Extrait du document:

Les hôteliers, soucieux de leur image et du confort des touristes, paient des brigades pour ramasser les algues à Punta Cana.  

« Les sargasses représentent un fardeau économique majeur. La plupart des hôtels en souffrent et ont investi dans des barrières (pour empêcher l’avancée des algues) et le ramassage des algues en mer comme sur terre », a expliqué à l’AFP David Llivre, président de l’association hôtelière.

« Si le volume continue d’augmenter, cela pourrait avoir un effet négatif » sur le tourisme, prévient-il, alors que la République dominicaine (10,5 millions d’habitants) a accueilli 8,5 millions de visiteurs en 2022.  

Depuis une douzaine d’années, ces algues brunes envahissent les littoraux des Caraïbes, de Guyane, d’Amérique centrale, du Golfe du Mexique, mais aussi de Côte d’Ivoire, du Bénin ou du Togo. Elles étouffent la biodiversité et posent des problèmes sanitaires en raison des dégagements de gaz nocifs pour la santé (sulfure d’hydrogène, ammoniac) issus de leur décomposition, mais également environnementaux et économiques.

Production d’électricité touchée

Les causes de leur prolifération continuent de faire l’objet d’études. L’augmentation de l’activité agricole avec la présence de fertilisants dans les eaux, l’apport en sels nutritifs liés à la déforestation de l’Amazonie, la modification des courants, les brumes du Sahara ou le réchauffement climatique sont les pistes les plus évoquées.

Le gouvernement du président Luis Abinader avait annoncé il y a trois ans un fonds de 12 millions de dollars américains -six provenant de l’État et six du secteur privé - pour lutter contre les sargasses, mais le projet a été abandonné.

Des appels d’offres pour un plan de lutte, qui comprenait l’assainissement des terres et des eaux et la construction de barrières au large, variaient entre 25 et 30 millions de dollars.

(Enregistrements des zones de mise en page)
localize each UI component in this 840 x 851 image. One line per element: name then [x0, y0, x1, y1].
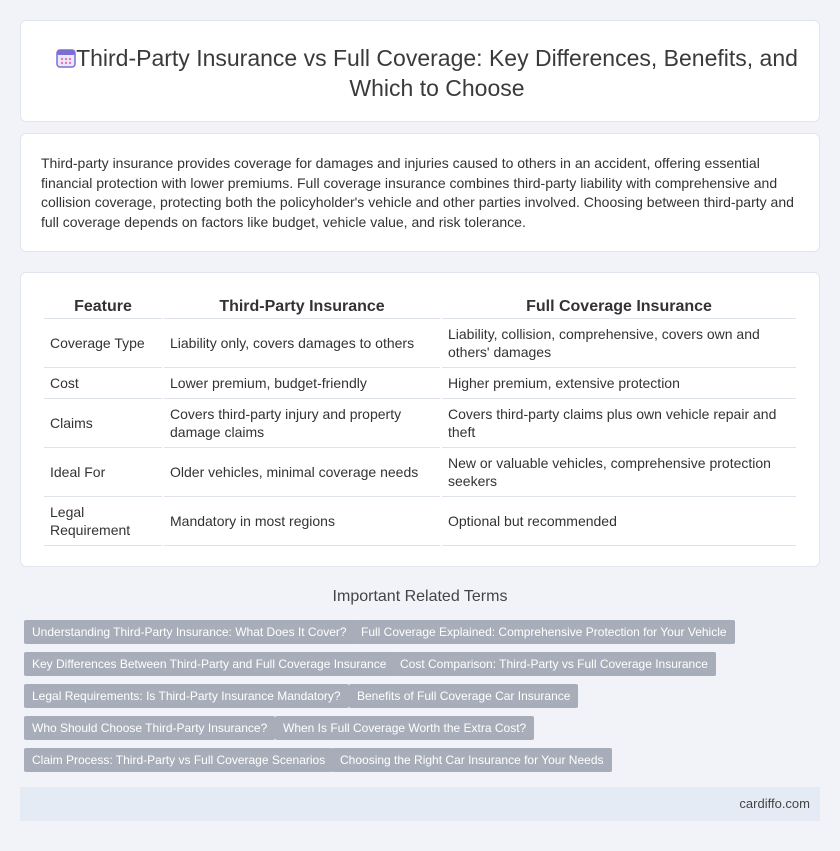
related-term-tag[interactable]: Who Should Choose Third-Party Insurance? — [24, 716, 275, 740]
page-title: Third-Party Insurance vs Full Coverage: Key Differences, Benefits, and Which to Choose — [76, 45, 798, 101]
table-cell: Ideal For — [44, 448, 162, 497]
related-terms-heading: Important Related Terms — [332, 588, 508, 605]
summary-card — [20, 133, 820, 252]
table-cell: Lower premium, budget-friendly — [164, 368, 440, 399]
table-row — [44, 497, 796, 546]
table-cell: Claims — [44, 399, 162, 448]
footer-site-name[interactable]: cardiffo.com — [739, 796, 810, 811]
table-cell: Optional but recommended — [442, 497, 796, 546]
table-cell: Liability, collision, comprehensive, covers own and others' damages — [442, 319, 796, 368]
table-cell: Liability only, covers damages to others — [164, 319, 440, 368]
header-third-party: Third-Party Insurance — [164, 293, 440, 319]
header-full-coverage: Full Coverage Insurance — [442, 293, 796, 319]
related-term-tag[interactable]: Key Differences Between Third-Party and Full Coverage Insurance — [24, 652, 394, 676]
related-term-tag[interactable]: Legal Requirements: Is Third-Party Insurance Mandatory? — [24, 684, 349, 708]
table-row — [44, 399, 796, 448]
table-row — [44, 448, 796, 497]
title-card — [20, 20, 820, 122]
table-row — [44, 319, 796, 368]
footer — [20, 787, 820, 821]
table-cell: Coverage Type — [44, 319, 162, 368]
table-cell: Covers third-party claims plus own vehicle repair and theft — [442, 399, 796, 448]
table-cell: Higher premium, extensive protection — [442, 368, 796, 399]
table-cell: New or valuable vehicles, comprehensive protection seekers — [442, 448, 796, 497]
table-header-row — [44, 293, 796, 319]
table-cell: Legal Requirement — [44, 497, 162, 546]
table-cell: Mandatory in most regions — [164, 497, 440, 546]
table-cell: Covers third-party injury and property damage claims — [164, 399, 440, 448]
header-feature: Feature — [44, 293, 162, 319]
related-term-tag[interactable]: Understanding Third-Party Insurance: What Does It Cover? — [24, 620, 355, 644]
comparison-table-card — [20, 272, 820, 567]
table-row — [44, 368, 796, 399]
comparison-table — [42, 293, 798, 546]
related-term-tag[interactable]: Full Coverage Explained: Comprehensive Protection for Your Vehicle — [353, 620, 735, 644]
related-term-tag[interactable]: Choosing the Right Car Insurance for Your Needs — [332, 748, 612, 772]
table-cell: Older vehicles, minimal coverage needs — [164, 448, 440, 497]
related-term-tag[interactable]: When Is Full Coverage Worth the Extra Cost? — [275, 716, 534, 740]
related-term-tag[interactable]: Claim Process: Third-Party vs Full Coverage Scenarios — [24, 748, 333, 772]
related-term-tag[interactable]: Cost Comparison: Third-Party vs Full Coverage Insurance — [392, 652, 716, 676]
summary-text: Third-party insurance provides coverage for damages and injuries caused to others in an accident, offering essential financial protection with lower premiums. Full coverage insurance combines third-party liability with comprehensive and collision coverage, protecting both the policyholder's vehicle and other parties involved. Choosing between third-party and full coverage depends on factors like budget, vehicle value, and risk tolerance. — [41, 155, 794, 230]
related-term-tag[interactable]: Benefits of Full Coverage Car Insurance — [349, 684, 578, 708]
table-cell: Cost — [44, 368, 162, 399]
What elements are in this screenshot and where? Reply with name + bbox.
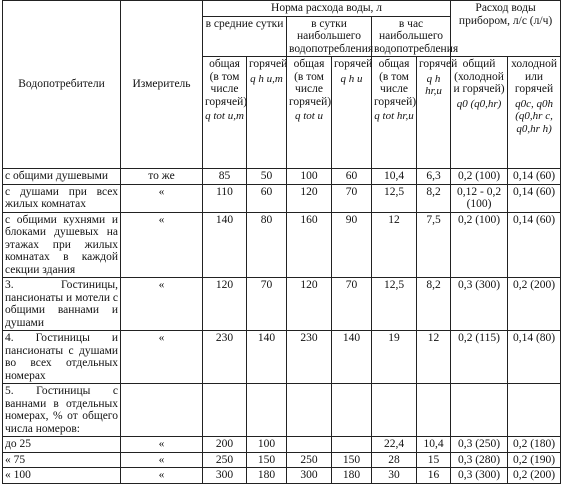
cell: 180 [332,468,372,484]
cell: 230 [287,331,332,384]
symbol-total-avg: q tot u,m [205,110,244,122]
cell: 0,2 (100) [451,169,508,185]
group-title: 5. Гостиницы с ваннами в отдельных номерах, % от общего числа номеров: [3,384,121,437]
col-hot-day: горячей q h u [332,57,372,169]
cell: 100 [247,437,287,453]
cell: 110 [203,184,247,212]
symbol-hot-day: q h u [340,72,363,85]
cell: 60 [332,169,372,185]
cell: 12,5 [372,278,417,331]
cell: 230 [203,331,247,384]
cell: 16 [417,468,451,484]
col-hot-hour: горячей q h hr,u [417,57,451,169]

Consignes:
1 – Extrayez de l'article sur les sargasses le passage qui commence par « Depuis une douzaine » et se poursuit jusqu'à « les plus évoquées. ».
2 – D'après l'article sur les sargasses, combien de visiteurs la République dominicaine a-t-elle accueillis en 2022 ?
3 – Poursuivez l'article sur les sargasses en République dominicaine après sa dernière phrase.
Ces enregistrements n'ont aucun lien avec l'article sur les sargasses.

Réponses:
1 –
Depuis une douzaine d’années, ces algues brunes envahissent les littoraux des Caraïbes, de Guyane, d’Amérique centrale, du Golfe du Mexique, mais aussi de Côte d’Ivoire, du Bénin ou du Togo. Elles étouffent la biodiversité et posent des problèmes sanitaires en raison des dégagements de gaz nocifs pour la santé (sulfure d’hydrogène, ammoniac) issus de leur décomposition, mais également environnementaux et économiques.

Production d’électricité touchée

Les causes de leur prolifération continuent de faire l’objet d’études. L’augmentation de l’activité agricole avec la présence de fertilisants dans les eaux, l’apport en sels nutritifs liés à la déforestation de l’Amazonie, la modification des courants, les brumes du Sahara ou le réchauffement climatique sont les pistes les plus évoquées.

2 – 8,5 millions de visiteurs.

3 –
Il s’agissait de « mesures palliatives » qui n’offraient pas de « solution définitive », a toutefois déclaré à la presse le ministre du Tourisme, David Collado.   

Les sargasses perturbent également la production d’électricité en République dominicaine, où au moins 1200 mégawatts sont produits dans des centrales thermiques utilisant de l’eau de mer.

Certaines centrales sont obligées de « cesser de fonctionner » ou de « réduire » leur production en raison du « risque de dommages internes dus à la pénétration des sargasses », a souligné le ministre de l’Énergie Antonio Almonte.  

D’autant que les mois de plus forte prolifération de ces algues brunes pélagiques qui flottent à la surface de l’océan coïncident avec les pics de demande d’énergie, lors de la saison chaude pour les climatiseurs.  

Le gouvernement a fait don d’un million de dollars à des universités espérant que les scientifiques trouvent des utilisations possibles des sargasses dans les domaines de bio-carburants, engrais, cosmétiques, aliments pour le bétail, colorants, blocs de béton ou de panneaux thermo-acoustiques.

M. Llivre, président de l’association hôtelière, espère que de « fardeau », les sargasses deviennent quelque chose qui « a de la valeur ».